# Requirements
Output every line of the material exactly, omitting images.

# Records for the exercise

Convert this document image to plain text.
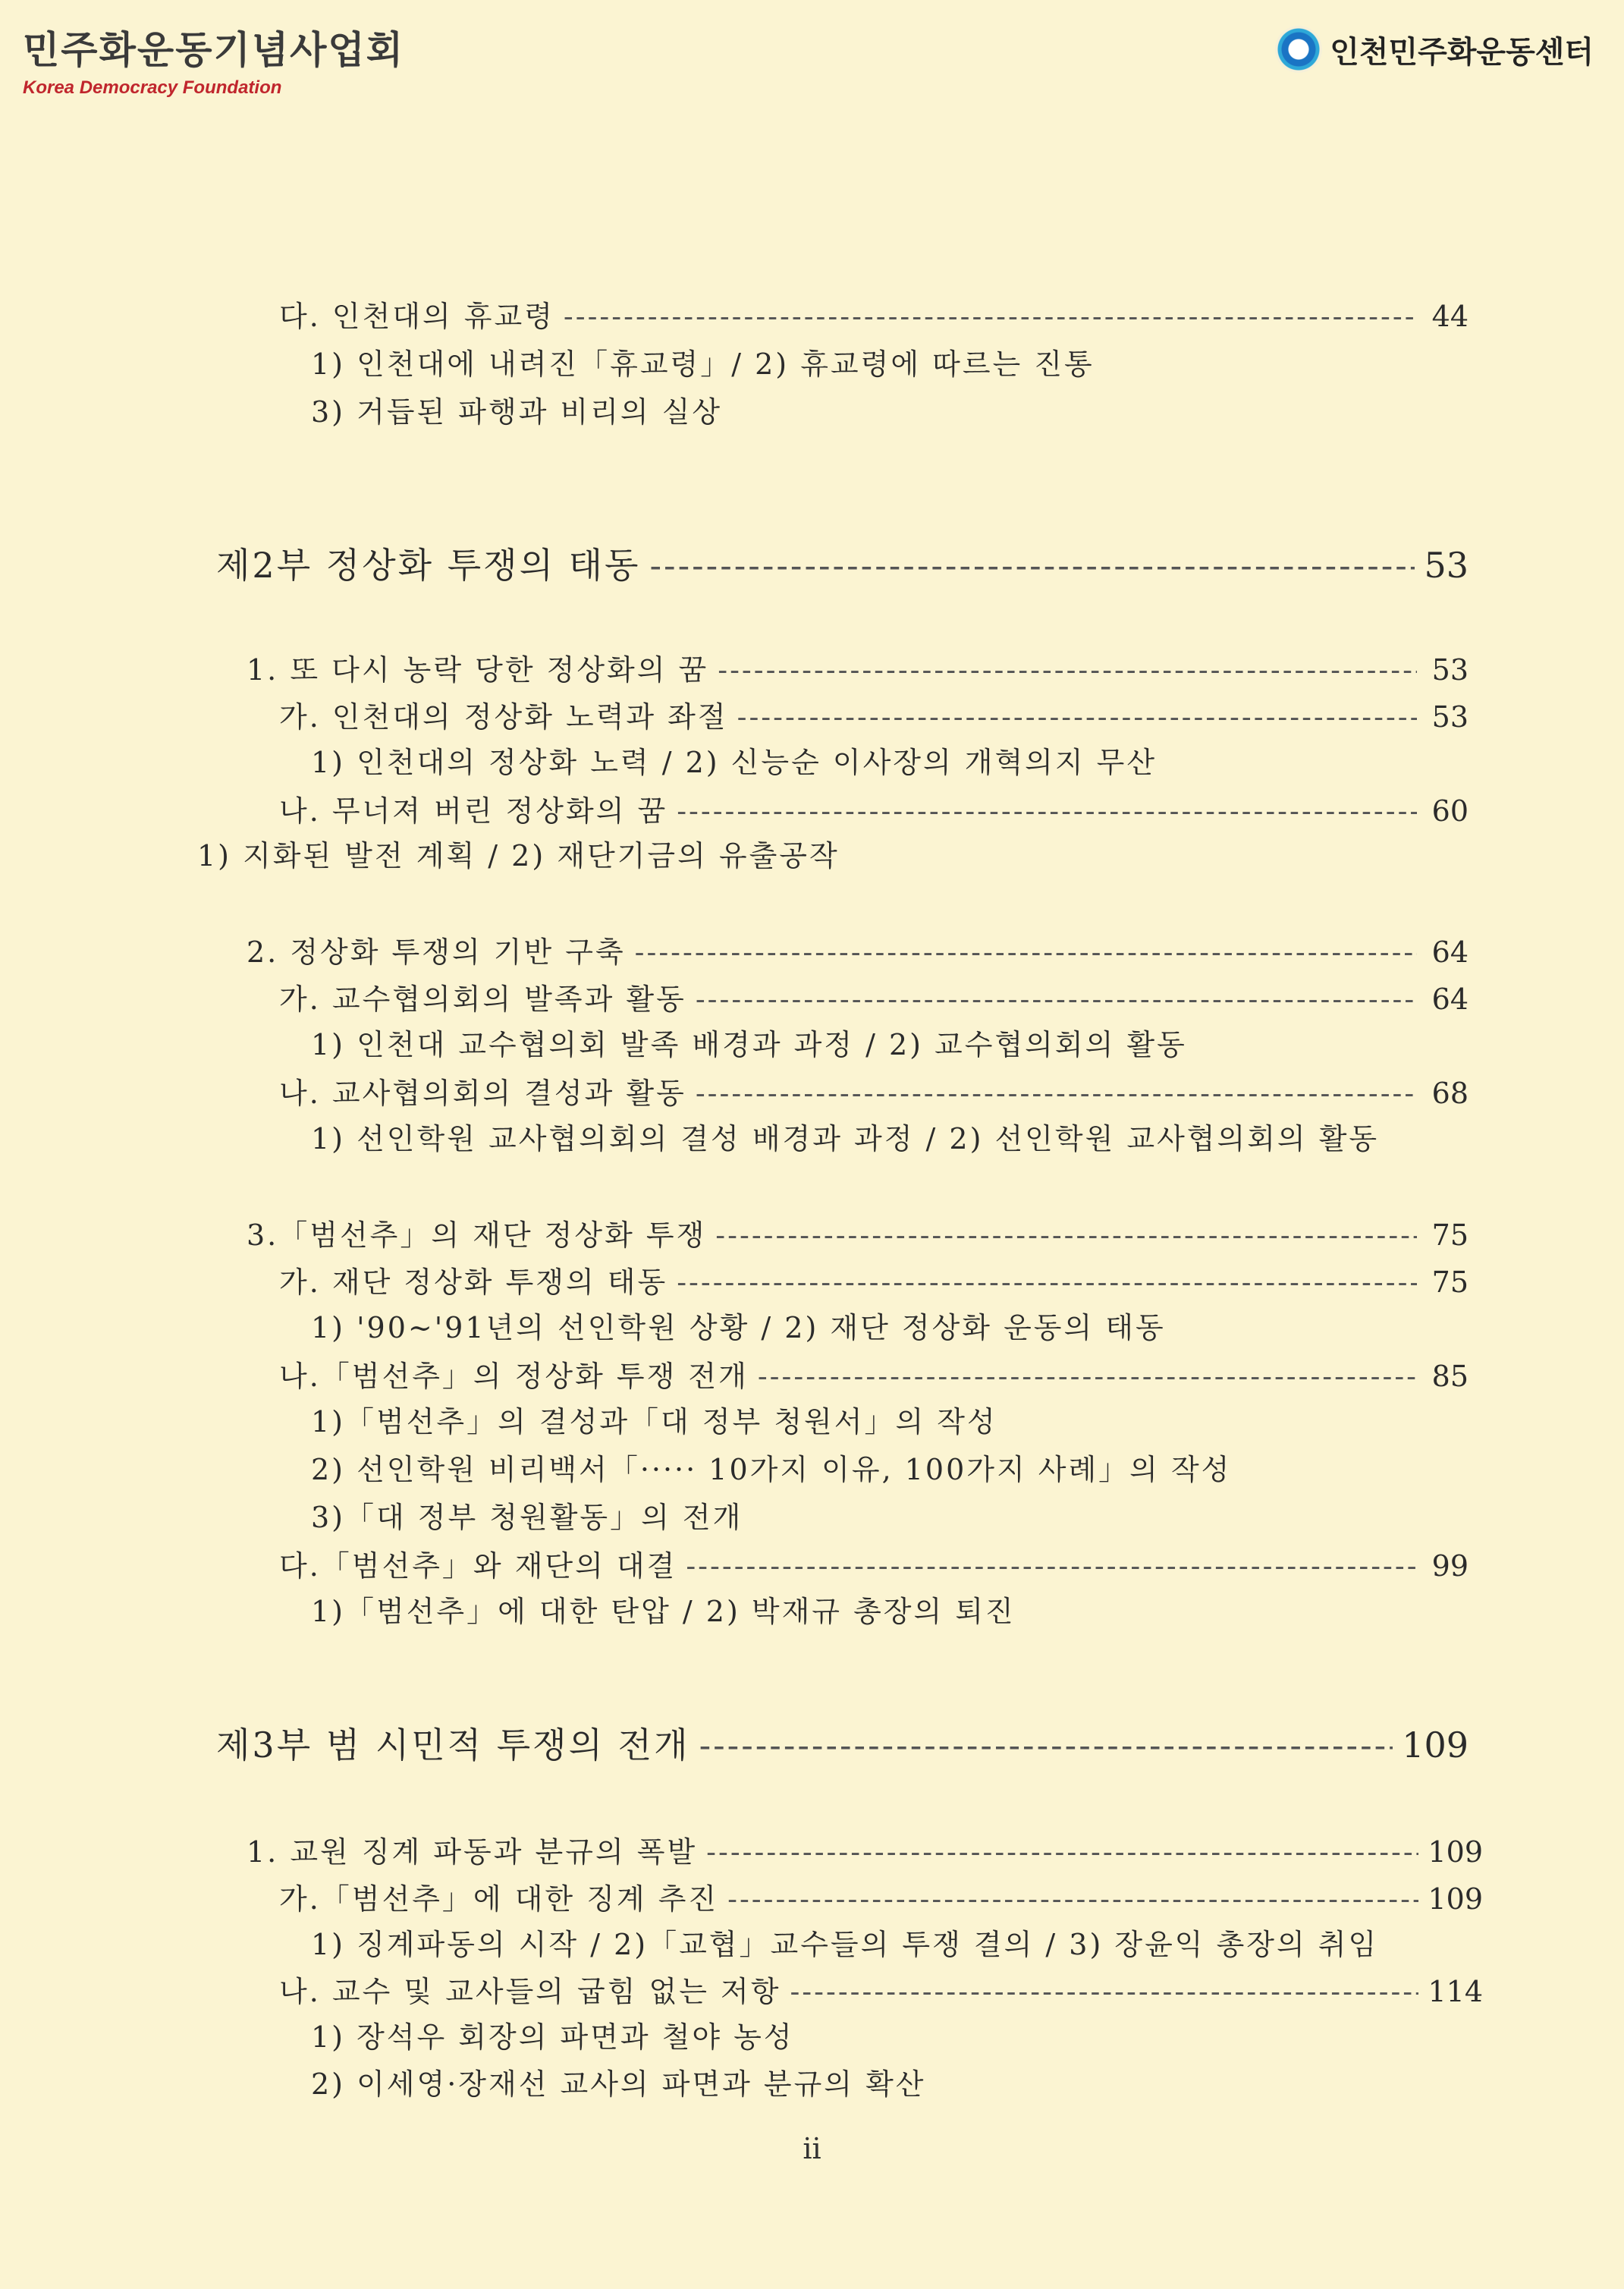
민주화운동기념사업회
Korea Democracy Foundation
인천민주화운동센터
다. 인천대의 휴교령 -----	44
1) 인천대에 내려진「휴교령」/ 2) 휴교령에 따르는 진통
3) 거듭된 파행과 비리의 실상
제2부 정상화 투쟁의 태동 -----	53
1. 또 다시 농락 당한 정상화의 꿈 -----	53
가. 인천대의 정상화 노력과 좌절 -----	53
1) 인천대의 정상화 노력 / 2) 신능순 이사장의 개혁의지 무산
나. 무너져 버린 정상화의 꿈 -----	60
1) 지화된 발전 계획 / 2) 재단기금의 유출공작
2. 정상화 투쟁의 기반 구축 -----	64
가. 교수협의회의 발족과 활동 -----	64
1) 인천대 교수협의회 발족 배경과 과정 / 2) 교수협의회의 활동
나. 교사협의회의 결성과 활동 -----	68
1) 선인학원 교사협의회의 결성 배경과 과정 / 2) 선인학원 교사협의회의 활동
3.「범선추」의 재단 정상화 투쟁 -----	75
가. 재단 정상화 투쟁의 태동 -----	75
1) '90∼'91년의 선인학원 상황 / 2) 재단 정상화 운동의 태동
나.「범선추」의 정상화 투쟁 전개 -----	85
1)「범선추」의 결성과「대 정부 청원서」의 작성
2) 선인학원 비리백서「····· 10가지 이유, 100가지 사례」의 작성
3)「대 정부 청원활동」의 전개
다.「범선추」와 재단의 대결 -----	99
1)「범선추」에 대한 탄압 / 2) 박재규 총장의 퇴진
제3부 범 시민적 투쟁의 전개 -----	109
1. 교원 징계 파동과 분규의 폭발 -----	109
가.「범선추」에 대한 징계 추진 -----	109
1) 징계파동의 시작 / 2)「교협」교수들의 투쟁 결의 / 3) 장윤익 총장의 취임
나. 교수 및 교사들의 굽힘 없는 저항 -----	114
1) 장석우 회장의 파면과 철야 농성
2) 이세영·장재선 교사의 파면과 분규의 확산
ii
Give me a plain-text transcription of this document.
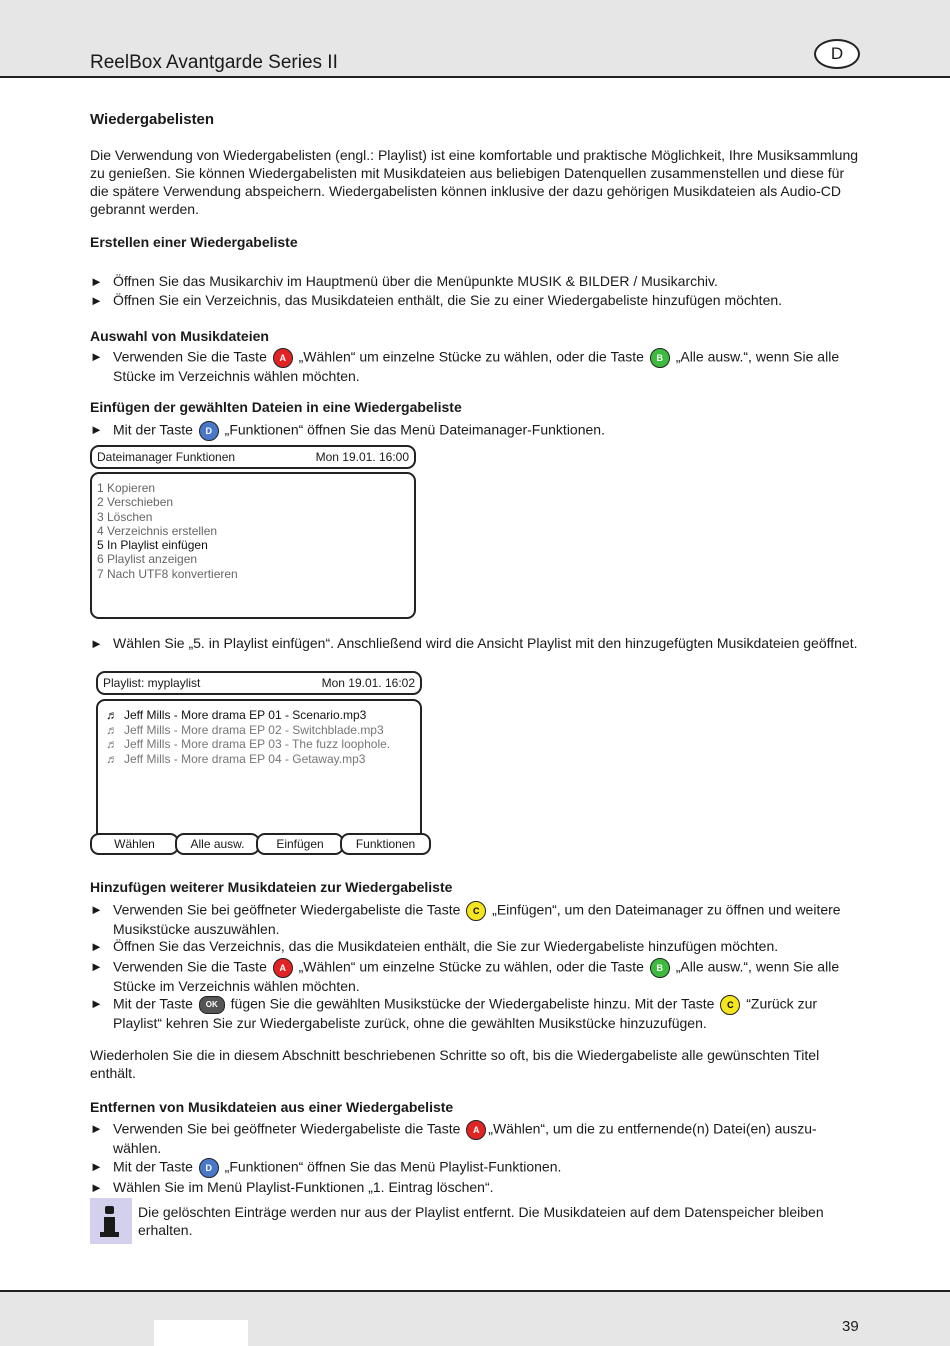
ReelBox Avantgarde Series II	D
Wiedergabelisten
Die Verwendung von Wiedergabelisten (engl.: Playlist) ist eine komfortable und praktische Möglichkeit, Ihre Musiksammlung zu genießen. Sie können Wiedergabelisten mit Musikdateien aus beliebigen Datenquellen zusammenstellen und diese für die spätere Verwendung abspeichern. Wiedergabelisten können inklusive der dazu gehörigen Musikdateien als Audio-CD gebrannt werden.
Erstellen einer Wiedergabeliste
► Öffnen Sie das Musikarchiv im Hauptmenü über die Menüpunkte MUSIK & BILDER / Musikarchiv.
► Öffnen Sie ein Verzeichnis, das Musikdateien enthält, die Sie zu einer Wiedergabeliste hinzufügen möchten.
Auswahl von Musikdateien
► Verwenden Sie die Taste A „Wählen“ um einzelne Stücke zu wählen, oder die Taste B „Alle ausw.“, wenn Sie alle Stücke im Verzeichnis wählen möchten.
Einfügen der gewählten Dateien in eine Wiedergabeliste
► Mit der Taste D „Funktionen“ öffnen Sie das Menü Dateimanager-Funktionen.
Dateimanager Funktionen	Mon 19.01. 16:00
1 Kopieren
2 Verschieben
3 Löschen
4 Verzeichnis erstellen
5 In Playlist einfügen
6 Playlist anzeigen
7 Nach UTF8 konvertieren
► Wählen Sie „5. in Playlist einfügen“. Anschließend wird die Ansicht Playlist mit den hinzugefügten Musikdateien geöffnet.
Playlist: myplaylist	Mon 19.01. 16:02
♬ Jeff Mills - More drama EP 01 - Scenario.mp3
♬ Jeff Mills - More drama EP 02 - Switchblade.mp3
♬ Jeff Mills - More drama EP 03 - The fuzz loophole.
♬ Jeff Mills - More drama EP 04 - Getaway.mp3
Wählen	Alle ausw.	Einfügen	Funktionen
Hinzufügen weiterer Musikdateien zur Wiedergabeliste
► Verwenden Sie bei geöffneter Wiedergabeliste die Taste C „Einfügen“, um den Dateimanager zu öffnen und weitere Musikstücke auszuwählen.
► Öffnen Sie das Verzeichnis, das die Musikdateien enthält, die Sie zur Wiedergabeliste hinzufügen möchten.
► Verwenden Sie die Taste A „Wählen“ um einzelne Stücke zu wählen, oder die Taste B „Alle ausw.“, wenn Sie alle Stücke im Verzeichnis wählen möchten.
► Mit der Taste OK fügen Sie die gewählten Musikstücke der Wiedergabeliste hinzu. Mit der Taste C “Zurück zur Playlist“ kehren Sie zur Wiedergabeliste zurück, ohne die gewählten Musikstücke hinzuzufügen.
Wiederholen Sie die in diesem Abschnitt beschriebenen Schritte so oft, bis die Wiedergabeliste alle gewünschten Titel enthält.
Entfernen von Musikdateien aus einer Wiedergabeliste
► Verwenden Sie bei geöffneter Wiedergabeliste die Taste A „Wählen“, um die zu entfernende(n) Datei(en) auszuwählen.
► Mit der Taste D „Funktionen“ öffnen Sie das Menü Playlist-Funktionen.
► Wählen Sie im Menü Playlist-Funktionen „1. Eintrag löschen“.
Die gelöschten Einträge werden nur aus der Playlist entfernt. Die Musikdateien auf dem Datenspeicher bleiben erhalten.
39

# Expected answer
Convert this document image to plain text.
민주화운동기념사업회
Korea Democracy Foundation
인천민주화운동센터
다. 인천대의 휴교령 -----	44
1) 인천대에 내려진「휴교령」/ 2) 휴교령에 따르는 진통
3) 거듭된 파행과 비리의 실상
제2부 정상화 투쟁의 태동 -----	53
1. 또 다시 농락 당한 정상화의 꿈 -----	53
가. 인천대의 정상화 노력과 좌절 -----	53
1) 인천대의 정상화 노력 / 2) 신능순 이사장의 개혁의지 무산
나. 무너져 버린 정상화의 꿈 -----	60
1) 지화된 발전 계획 / 2) 재단기금의 유출공작
2. 정상화 투쟁의 기반 구축 -----	64
가. 교수협의회의 발족과 활동 -----	64
1) 인천대 교수협의회 발족 배경과 과정 / 2) 교수협의회의 활동
나. 교사협의회의 결성과 활동 -----	68
1) 선인학원 교사협의회의 결성 배경과 과정 / 2) 선인학원 교사협의회의 활동
3.「범선추」의 재단 정상화 투쟁 -----	75
가. 재단 정상화 투쟁의 태동 -----	75
1) '90∼'91년의 선인학원 상황 / 2) 재단 정상화 운동의 태동
나.「범선추」의 정상화 투쟁 전개 -----	85
1)「범선추」의 결성과「대 정부 청원서」의 작성
2) 선인학원 비리백서「····· 10가지 이유, 100가지 사례」의 작성
3)「대 정부 청원활동」의 전개
다.「범선추」와 재단의 대결 -----	99
1)「범선추」에 대한 탄압 / 2) 박재규 총장의 퇴진
제3부 범 시민적 투쟁의 전개 -----	109
1. 교원 징계 파동과 분규의 폭발 -----	109
가.「범선추」에 대한 징계 추진 -----	109
1) 징계파동의 시작 / 2)「교협」교수들의 투쟁 결의 / 3) 장윤익 총장의 취임
나. 교수 및 교사들의 굽힘 없는 저항 -----	114
1) 장석우 회장의 파면과 철야 농성
2) 이세영·장재선 교사의 파면과 분규의 확산
ii
Give me a plain-text transcription of this document.
ReelBox Avantgarde Series II	D
Wiedergabelisten
Die Verwendung von Wiedergabelisten (engl.: Playlist) ist eine komfortable und praktische Möglichkeit, Ihre Musiksammlung zu genießen. Sie können Wiedergabelisten mit Musikdateien aus beliebigen Datenquellen zusammenstellen und diese für die spätere Verwendung abspeichern. Wiedergabelisten können inklusive der dazu gehörigen Musikdateien als Audio-CD gebrannt werden.
Erstellen einer Wiedergabeliste
► Öffnen Sie das Musikarchiv im Hauptmenü über die Menüpunkte MUSIK & BILDER / Musikarchiv.
► Öffnen Sie ein Verzeichnis, das Musikdateien enthält, die Sie zu einer Wiedergabeliste hinzufügen möchten.
Auswahl von Musikdateien
► Verwenden Sie die Taste A „Wählen“ um einzelne Stücke zu wählen, oder die Taste B „Alle ausw.“, wenn Sie alle Stücke im Verzeichnis wählen möchten.
Einfügen der gewählten Dateien in eine Wiedergabeliste
► Mit der Taste D „Funktionen“ öffnen Sie das Menü Dateimanager-Funktionen.
Dateimanager Funktionen	Mon 19.01. 16:00
1 Kopieren
2 Verschieben
3 Löschen
4 Verzeichnis erstellen
5 In Playlist einfügen
6 Playlist anzeigen
7 Nach UTF8 konvertieren
► Wählen Sie „5. in Playlist einfügen“. Anschließend wird die Ansicht Playlist mit den hinzugefügten Musikdateien geöffnet.
Playlist: myplaylist	Mon 19.01. 16:02
♬ Jeff Mills - More drama EP 01 - Scenario.mp3
♬ Jeff Mills - More drama EP 02 - Switchblade.mp3
♬ Jeff Mills - More drama EP 03 - The fuzz loophole.
♬ Jeff Mills - More drama EP 04 - Getaway.mp3
Wählen	Alle ausw.	Einfügen	Funktionen
Hinzufügen weiterer Musikdateien zur Wiedergabeliste
► Verwenden Sie bei geöffneter Wiedergabeliste die Taste C „Einfügen“, um den Dateimanager zu öffnen und weitere Musikstücke auszuwählen.
► Öffnen Sie das Verzeichnis, das die Musikdateien enthält, die Sie zur Wiedergabeliste hinzufügen möchten.
► Verwenden Sie die Taste A „Wählen“ um einzelne Stücke zu wählen, oder die Taste B „Alle ausw.“, wenn Sie alle Stücke im Verzeichnis wählen möchten.
► Mit der Taste OK fügen Sie die gewählten Musikstücke der Wiedergabeliste hinzu. Mit der Taste C “Zurück zur Playlist“ kehren Sie zur Wiedergabeliste zurück, ohne die gewählten Musikstücke hinzuzufügen.
Wiederholen Sie die in diesem Abschnitt beschriebenen Schritte so oft, bis die Wiedergabeliste alle gewünschten Titel enthält.
Entfernen von Musikdateien aus einer Wiedergabeliste
► Verwenden Sie bei geöffneter Wiedergabeliste die Taste A „Wählen“, um die zu entfernende(n) Datei(en) auszuwählen.
► Mit der Taste D „Funktionen“ öffnen Sie das Menü Playlist-Funktionen.
► Wählen Sie im Menü Playlist-Funktionen „1. Eintrag löschen“.
Die gelöschten Einträge werden nur aus der Playlist entfernt. Die Musikdateien auf dem Datenspeicher bleiben erhalten.
39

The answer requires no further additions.